↓

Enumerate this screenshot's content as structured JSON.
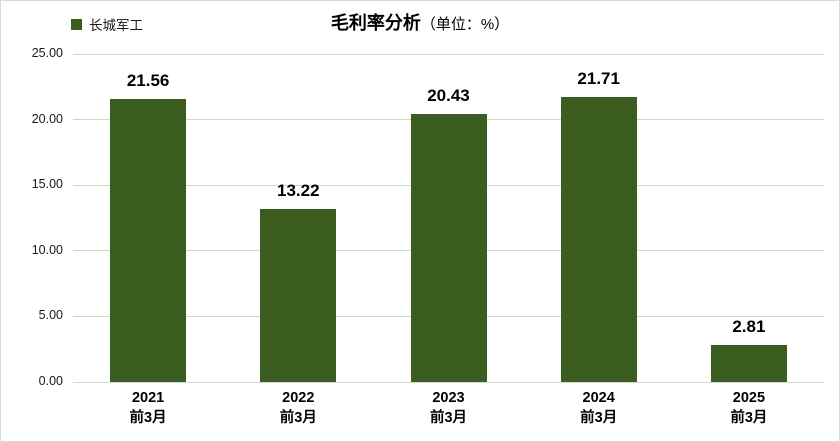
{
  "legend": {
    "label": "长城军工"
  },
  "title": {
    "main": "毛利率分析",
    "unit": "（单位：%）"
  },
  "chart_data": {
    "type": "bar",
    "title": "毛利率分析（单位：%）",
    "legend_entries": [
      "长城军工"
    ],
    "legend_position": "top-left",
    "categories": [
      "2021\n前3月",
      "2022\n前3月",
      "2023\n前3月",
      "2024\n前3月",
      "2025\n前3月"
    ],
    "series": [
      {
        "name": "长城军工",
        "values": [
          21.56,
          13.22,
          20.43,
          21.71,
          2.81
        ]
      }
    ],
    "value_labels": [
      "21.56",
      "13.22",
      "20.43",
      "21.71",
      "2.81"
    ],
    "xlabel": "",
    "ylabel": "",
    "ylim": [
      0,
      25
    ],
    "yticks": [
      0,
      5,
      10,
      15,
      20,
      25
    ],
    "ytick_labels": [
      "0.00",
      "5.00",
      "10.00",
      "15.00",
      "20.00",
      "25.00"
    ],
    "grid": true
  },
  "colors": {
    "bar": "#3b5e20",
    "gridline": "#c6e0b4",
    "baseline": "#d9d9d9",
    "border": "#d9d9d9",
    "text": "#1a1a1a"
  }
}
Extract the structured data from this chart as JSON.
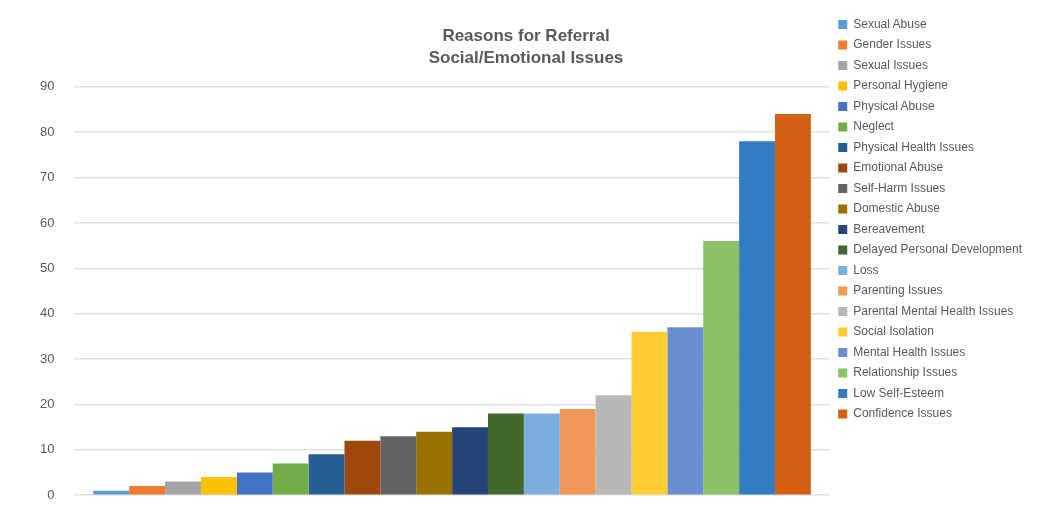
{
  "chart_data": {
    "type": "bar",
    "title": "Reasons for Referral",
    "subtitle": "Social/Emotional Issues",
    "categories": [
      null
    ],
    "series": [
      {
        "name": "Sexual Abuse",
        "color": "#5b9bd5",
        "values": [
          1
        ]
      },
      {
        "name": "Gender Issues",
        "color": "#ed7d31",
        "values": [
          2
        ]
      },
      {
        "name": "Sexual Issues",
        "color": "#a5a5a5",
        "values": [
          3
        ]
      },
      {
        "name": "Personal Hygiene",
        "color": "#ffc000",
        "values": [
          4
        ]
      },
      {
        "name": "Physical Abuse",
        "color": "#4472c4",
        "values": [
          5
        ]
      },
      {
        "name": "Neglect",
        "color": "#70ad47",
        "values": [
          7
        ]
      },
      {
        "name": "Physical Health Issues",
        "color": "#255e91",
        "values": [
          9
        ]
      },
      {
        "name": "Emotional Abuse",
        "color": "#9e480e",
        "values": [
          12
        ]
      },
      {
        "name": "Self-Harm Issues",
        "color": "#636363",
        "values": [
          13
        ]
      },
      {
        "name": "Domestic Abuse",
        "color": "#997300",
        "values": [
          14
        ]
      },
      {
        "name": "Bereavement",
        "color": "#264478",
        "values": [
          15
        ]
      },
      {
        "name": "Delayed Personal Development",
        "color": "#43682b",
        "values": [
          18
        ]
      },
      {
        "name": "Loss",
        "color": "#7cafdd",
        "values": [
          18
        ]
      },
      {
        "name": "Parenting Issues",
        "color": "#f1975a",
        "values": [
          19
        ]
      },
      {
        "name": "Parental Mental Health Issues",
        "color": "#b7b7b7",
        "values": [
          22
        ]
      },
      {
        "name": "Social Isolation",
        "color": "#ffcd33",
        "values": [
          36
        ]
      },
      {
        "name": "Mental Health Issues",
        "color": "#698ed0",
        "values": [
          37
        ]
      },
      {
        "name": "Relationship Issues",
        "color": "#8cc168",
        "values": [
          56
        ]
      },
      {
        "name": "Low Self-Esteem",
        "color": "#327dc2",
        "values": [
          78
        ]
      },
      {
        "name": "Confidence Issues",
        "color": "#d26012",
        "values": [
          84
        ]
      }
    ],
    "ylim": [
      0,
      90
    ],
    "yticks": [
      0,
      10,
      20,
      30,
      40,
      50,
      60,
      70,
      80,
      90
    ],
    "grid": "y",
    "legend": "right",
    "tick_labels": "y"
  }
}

↑

__SHORT TASK__
In this exercise, set down all of the data exactly, without the pictures.

__EXERCISE RESULT__
Enumerate this screenshot's content as structured JSON.
{
  "legend": {
    "label": "长城军工"
  },
  "title": {
    "main": "毛利率分析",
    "unit": "（单位：%）"
  },
  "chart_data": {
    "type": "bar",
    "title": "毛利率分析（单位：%）",
    "legend_entries": [
      "长城军工"
    ],
    "legend_position": "top-left",
    "categories": [
      "2021\n前3月",
      "2022\n前3月",
      "2023\n前3月",
      "2024\n前3月",
      "2025\n前3月"
    ],
    "series": [
      {
        "name": "长城军工",
        "values": [
          21.56,
          13.22,
          20.43,
          21.71,
          2.81
        ]
      }
    ],
    "value_labels": [
      "21.56",
      "13.22",
      "20.43",
      "21.71",
      "2.81"
    ],
    "xlabel": "",
    "ylabel": "",
    "ylim": [
      0,
      25
    ],
    "yticks": [
      0,
      5,
      10,
      15,
      20,
      25
    ],
    "ytick_labels": [
      "0.00",
      "5.00",
      "10.00",
      "15.00",
      "20.00",
      "25.00"
    ],
    "grid": true
  },
  "colors": {
    "bar": "#3b5e20",
    "gridline": "#c6e0b4",
    "baseline": "#d9d9d9",
    "border": "#d9d9d9",
    "text": "#1a1a1a"
  }
}
Extract the structured data from this chart as JSON.
{
  "chart_data": {
    "type": "bar",
    "title": "Reasons for Referral",
    "subtitle": "Social/Emotional Issues",
    "categories": [
      null
    ],
    "series": [
      {
        "name": "Sexual Abuse",
        "color": "#5b9bd5",
        "values": [
          1
        ]
      },
      {
        "name": "Gender Issues",
        "color": "#ed7d31",
        "values": [
          2
        ]
      },
      {
        "name": "Sexual Issues",
        "color": "#a5a5a5",
        "values": [
          3
        ]
      },
      {
        "name": "Personal Hygiene",
        "color": "#ffc000",
        "values": [
          4
        ]
      },
      {
        "name": "Physical Abuse",
        "color": "#4472c4",
        "values": [
          5
        ]
      },
      {
        "name": "Neglect",
        "color": "#70ad47",
        "values": [
          7
        ]
      },
      {
        "name": "Physical Health Issues",
        "color": "#255e91",
        "values": [
          9
        ]
      },
      {
        "name": "Emotional Abuse",
        "color": "#9e480e",
        "values": [
          12
        ]
      },
      {
        "name": "Self-Harm Issues",
        "color": "#636363",
        "values": [
          13
        ]
      },
      {
        "name": "Domestic Abuse",
        "color": "#997300",
        "values": [
          14
        ]
      },
      {
        "name": "Bereavement",
        "color": "#264478",
        "values": [
          15
        ]
      },
      {
        "name": "Delayed Personal Development",
        "color": "#43682b",
        "values": [
          18
        ]
      },
      {
        "name": "Loss",
        "color": "#7cafdd",
        "values": [
          18
        ]
      },
      {
        "name": "Parenting Issues",
        "color": "#f1975a",
        "values": [
          19
        ]
      },
      {
        "name": "Parental Mental Health Issues",
        "color": "#b7b7b7",
        "values": [
          22
        ]
      },
      {
        "name": "Social Isolation",
        "color": "#ffcd33",
        "values": [
          36
        ]
      },
      {
        "name": "Mental Health Issues",
        "color": "#698ed0",
        "values": [
          37
        ]
      },
      {
        "name": "Relationship Issues",
        "color": "#8cc168",
        "values": [
          56
        ]
      },
      {
        "name": "Low Self-Esteem",
        "color": "#327dc2",
        "values": [
          78
        ]
      },
      {
        "name": "Confidence Issues",
        "color": "#d26012",
        "values": [
          84
        ]
      }
    ],
    "ylim": [
      0,
      90
    ],
    "yticks": [
      0,
      10,
      20,
      30,
      40,
      50,
      60,
      70,
      80,
      90
    ],
    "grid": "y",
    "legend": "right",
    "tick_labels": "y"
  }
}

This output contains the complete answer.